## Task brief
Pull each line holding the word "Transitioning" from the data.

## Dataset excerpts
◇ ◇ ◇ ◇

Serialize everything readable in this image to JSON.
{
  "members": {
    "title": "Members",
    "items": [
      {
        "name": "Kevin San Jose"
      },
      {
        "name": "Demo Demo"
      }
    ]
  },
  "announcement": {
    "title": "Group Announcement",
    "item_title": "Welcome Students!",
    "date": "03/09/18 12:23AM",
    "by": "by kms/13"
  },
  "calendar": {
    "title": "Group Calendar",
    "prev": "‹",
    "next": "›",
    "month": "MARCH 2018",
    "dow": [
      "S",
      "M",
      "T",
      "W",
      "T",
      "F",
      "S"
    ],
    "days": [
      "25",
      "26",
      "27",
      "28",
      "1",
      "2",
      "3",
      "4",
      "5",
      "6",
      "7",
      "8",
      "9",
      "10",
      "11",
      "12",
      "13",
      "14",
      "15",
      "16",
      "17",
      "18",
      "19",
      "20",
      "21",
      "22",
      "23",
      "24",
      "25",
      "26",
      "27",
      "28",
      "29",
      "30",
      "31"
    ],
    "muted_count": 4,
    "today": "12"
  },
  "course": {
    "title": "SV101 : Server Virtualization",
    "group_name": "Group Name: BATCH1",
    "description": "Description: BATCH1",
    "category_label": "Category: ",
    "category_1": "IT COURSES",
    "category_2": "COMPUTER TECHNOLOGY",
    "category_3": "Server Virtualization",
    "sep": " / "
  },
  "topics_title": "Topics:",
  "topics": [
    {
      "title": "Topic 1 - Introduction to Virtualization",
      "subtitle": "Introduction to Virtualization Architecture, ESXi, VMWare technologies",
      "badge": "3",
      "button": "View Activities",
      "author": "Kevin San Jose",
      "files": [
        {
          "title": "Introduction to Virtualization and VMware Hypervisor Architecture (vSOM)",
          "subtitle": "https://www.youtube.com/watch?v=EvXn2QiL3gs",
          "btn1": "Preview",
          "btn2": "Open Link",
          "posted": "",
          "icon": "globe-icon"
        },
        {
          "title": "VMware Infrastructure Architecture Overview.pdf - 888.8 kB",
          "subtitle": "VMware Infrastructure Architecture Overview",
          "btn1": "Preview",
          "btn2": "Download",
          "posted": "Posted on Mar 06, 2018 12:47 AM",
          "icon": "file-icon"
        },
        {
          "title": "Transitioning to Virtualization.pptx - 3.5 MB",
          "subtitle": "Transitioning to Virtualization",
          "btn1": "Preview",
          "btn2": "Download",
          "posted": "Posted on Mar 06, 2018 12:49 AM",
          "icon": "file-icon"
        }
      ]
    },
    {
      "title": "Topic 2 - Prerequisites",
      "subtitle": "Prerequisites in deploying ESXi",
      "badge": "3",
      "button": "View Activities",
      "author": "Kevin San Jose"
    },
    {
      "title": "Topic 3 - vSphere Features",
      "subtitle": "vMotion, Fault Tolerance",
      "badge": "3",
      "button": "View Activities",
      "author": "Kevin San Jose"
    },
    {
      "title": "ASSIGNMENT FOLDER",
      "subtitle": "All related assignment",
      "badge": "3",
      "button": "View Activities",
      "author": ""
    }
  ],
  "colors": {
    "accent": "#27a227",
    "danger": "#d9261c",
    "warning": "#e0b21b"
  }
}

◇ ◇ ◇ ◇

## Answer to this task
          "title": "Transitioning to Virtualization.pptx - 3.5 MB",
          "subtitle": "Transitioning to Virtualization",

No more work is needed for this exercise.